▶ [EXERCISE TASK] In the entries below, count every line containing "clinicians". Reply with the number alone.

[BEGIN]

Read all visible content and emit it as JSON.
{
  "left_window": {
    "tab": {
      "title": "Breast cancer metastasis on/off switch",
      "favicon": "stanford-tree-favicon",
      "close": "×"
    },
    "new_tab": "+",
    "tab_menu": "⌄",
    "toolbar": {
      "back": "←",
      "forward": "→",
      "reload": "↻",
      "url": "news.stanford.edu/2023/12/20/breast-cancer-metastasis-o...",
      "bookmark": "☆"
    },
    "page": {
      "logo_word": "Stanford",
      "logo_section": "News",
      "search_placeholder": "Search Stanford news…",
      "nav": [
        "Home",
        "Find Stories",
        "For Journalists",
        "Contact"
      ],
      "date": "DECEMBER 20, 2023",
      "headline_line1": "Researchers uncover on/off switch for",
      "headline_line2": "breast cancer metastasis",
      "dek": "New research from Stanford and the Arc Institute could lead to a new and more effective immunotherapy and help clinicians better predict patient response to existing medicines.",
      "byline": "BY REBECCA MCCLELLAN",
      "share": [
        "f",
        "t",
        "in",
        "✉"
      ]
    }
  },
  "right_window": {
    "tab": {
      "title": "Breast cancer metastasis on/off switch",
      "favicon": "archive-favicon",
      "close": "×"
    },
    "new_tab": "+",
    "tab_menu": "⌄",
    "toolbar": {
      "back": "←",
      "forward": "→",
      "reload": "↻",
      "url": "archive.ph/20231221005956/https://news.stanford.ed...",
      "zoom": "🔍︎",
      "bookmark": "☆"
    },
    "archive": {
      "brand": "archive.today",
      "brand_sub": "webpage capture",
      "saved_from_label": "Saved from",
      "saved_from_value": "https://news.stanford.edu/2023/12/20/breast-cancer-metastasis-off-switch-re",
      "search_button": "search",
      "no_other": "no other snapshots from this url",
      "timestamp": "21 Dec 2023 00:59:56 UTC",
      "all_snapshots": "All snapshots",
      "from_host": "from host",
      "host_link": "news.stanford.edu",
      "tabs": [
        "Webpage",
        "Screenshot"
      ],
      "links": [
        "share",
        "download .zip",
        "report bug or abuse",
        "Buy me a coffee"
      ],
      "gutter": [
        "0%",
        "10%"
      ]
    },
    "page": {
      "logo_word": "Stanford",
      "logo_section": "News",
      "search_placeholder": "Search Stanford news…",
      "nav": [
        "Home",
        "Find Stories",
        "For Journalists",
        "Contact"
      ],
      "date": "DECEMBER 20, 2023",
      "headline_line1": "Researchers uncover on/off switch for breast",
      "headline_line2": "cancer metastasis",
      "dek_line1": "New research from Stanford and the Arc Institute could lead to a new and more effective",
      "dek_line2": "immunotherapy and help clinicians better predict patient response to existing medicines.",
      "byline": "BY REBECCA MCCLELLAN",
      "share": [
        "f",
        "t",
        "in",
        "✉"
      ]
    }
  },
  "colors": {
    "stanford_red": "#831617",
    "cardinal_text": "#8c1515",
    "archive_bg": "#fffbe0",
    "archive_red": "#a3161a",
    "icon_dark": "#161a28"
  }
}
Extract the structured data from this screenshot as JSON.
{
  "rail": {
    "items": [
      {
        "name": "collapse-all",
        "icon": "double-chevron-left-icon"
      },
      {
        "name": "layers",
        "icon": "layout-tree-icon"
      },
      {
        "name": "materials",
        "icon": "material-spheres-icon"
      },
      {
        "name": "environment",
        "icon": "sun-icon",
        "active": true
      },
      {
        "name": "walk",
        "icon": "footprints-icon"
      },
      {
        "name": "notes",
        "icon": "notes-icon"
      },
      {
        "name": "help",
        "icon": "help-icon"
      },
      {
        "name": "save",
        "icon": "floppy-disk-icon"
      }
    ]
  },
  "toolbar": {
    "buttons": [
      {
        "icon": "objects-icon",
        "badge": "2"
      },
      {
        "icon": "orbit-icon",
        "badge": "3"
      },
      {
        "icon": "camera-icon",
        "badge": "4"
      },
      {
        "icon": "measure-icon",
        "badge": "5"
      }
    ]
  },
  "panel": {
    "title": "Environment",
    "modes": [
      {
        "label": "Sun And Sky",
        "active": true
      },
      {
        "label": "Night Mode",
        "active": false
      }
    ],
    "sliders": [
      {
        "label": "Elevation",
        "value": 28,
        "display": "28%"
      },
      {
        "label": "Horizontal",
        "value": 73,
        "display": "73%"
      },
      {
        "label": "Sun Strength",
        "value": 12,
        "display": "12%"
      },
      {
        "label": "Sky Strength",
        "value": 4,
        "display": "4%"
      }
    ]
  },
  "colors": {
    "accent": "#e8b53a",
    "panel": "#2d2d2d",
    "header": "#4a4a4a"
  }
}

[END]

▶ [RESULT] 2